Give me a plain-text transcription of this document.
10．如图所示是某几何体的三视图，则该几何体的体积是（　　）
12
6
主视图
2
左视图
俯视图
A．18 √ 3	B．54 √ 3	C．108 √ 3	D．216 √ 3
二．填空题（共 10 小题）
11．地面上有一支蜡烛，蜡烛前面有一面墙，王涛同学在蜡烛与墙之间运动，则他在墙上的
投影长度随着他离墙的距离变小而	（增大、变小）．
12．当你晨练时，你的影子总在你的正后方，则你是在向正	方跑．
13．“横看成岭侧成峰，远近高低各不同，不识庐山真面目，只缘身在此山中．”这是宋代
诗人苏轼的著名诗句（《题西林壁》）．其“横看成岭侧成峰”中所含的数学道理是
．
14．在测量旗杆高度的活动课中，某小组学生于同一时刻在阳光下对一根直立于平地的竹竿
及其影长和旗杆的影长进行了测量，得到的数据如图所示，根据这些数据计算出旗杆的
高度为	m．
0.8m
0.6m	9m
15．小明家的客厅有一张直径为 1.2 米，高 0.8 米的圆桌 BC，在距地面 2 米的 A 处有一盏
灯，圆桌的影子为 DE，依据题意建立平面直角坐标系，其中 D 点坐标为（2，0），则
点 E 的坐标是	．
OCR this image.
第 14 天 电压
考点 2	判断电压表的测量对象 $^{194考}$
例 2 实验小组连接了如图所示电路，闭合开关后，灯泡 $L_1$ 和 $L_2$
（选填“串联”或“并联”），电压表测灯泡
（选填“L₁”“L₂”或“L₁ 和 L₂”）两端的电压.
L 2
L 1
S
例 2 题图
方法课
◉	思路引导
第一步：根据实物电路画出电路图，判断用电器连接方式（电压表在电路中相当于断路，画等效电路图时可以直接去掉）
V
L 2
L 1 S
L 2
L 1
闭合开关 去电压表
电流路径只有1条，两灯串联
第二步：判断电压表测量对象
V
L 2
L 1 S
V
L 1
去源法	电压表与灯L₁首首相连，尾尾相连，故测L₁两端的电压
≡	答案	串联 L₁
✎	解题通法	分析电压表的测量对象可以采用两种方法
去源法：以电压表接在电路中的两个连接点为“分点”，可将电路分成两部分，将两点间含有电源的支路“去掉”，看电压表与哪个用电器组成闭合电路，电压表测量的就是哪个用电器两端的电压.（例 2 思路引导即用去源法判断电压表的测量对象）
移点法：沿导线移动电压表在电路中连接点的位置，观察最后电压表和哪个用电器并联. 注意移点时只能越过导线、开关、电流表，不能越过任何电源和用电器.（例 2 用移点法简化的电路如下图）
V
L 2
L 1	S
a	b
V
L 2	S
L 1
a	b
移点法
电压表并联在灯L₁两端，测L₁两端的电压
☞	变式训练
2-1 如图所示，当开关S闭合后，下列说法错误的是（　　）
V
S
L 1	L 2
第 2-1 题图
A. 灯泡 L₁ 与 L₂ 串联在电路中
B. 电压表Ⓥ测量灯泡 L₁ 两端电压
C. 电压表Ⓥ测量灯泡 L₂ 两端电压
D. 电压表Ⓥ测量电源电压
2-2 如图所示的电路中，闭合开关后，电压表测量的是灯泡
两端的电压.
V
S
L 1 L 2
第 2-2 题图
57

### GIVEN REQUEST
Repeat each record in full; every line must match exactly.

### REPLY TO THE TASK
Give me a plain-text transcription of this document.
10．如图所示是某几何体的三视图，则该几何体的体积是（　　）
12
6
主视图
2
左视图
俯视图
A．18 √ 3	B．54 √ 3	C．108 √ 3	D．216 √ 3
二．填空题（共 10 小题）
11．地面上有一支蜡烛，蜡烛前面有一面墙，王涛同学在蜡烛与墙之间运动，则他在墙上的
投影长度随着他离墙的距离变小而	（增大、变小）．
12．当你晨练时，你的影子总在你的正后方，则你是在向正	方跑．
13．“横看成岭侧成峰，远近高低各不同，不识庐山真面目，只缘身在此山中．”这是宋代
诗人苏轼的著名诗句（《题西林壁》）．其“横看成岭侧成峰”中所含的数学道理是
．
14．在测量旗杆高度的活动课中，某小组学生于同一时刻在阳光下对一根直立于平地的竹竿
及其影长和旗杆的影长进行了测量，得到的数据如图所示，根据这些数据计算出旗杆的
高度为	m．
0.8m
0.6m	9m
15．小明家的客厅有一张直径为 1.2 米，高 0.8 米的圆桌 BC，在距地面 2 米的 A 处有一盏
灯，圆桌的影子为 DE，依据题意建立平面直角坐标系，其中 D 点坐标为（2，0），则
点 E 的坐标是	．
OCR this image.
第 14 天 电压
考点 2	判断电压表的测量对象 $^{194考}$
例 2 实验小组连接了如图所示电路，闭合开关后，灯泡 $L_1$ 和 $L_2$
（选填“串联”或“并联”），电压表测灯泡
（选填“L₁”“L₂”或“L₁ 和 L₂”）两端的电压.
L 2
L 1
S
例 2 题图
方法课
◉	思路引导
第一步：根据实物电路画出电路图，判断用电器连接方式（电压表在电路中相当于断路，画等效电路图时可以直接去掉）
V
L 2
L 1 S
L 2
L 1
闭合开关 去电压表
电流路径只有1条，两灯串联
第二步：判断电压表测量对象
V
L 2
L 1 S
V
L 1
去源法	电压表与灯L₁首首相连，尾尾相连，故测L₁两端的电压
≡	答案	串联 L₁
✎	解题通法	分析电压表的测量对象可以采用两种方法
去源法：以电压表接在电路中的两个连接点为“分点”，可将电路分成两部分，将两点间含有电源的支路“去掉”，看电压表与哪个用电器组成闭合电路，电压表测量的就是哪个用电器两端的电压.（例 2 思路引导即用去源法判断电压表的测量对象）
移点法：沿导线移动电压表在电路中连接点的位置，观察最后电压表和哪个用电器并联. 注意移点时只能越过导线、开关、电流表，不能越过任何电源和用电器.（例 2 用移点法简化的电路如下图）
V
L 2
L 1	S
a	b
V
L 2	S
L 1
a	b
移点法
电压表并联在灯L₁两端，测L₁两端的电压
☞	变式训练
2-1 如图所示，当开关S闭合后，下列说法错误的是（　　）
V
S
L 1	L 2
第 2-1 题图
A. 灯泡 L₁ 与 L₂ 串联在电路中
B. 电压表Ⓥ测量灯泡 L₁ 两端电压
C. 电压表Ⓥ测量灯泡 L₂ 两端电压
D. 电压表Ⓥ测量电源电压
2-2 如图所示的电路中，闭合开关后，电压表测量的是灯泡
两端的电压.
V
S
L 1 L 2
第 2-2 题图
57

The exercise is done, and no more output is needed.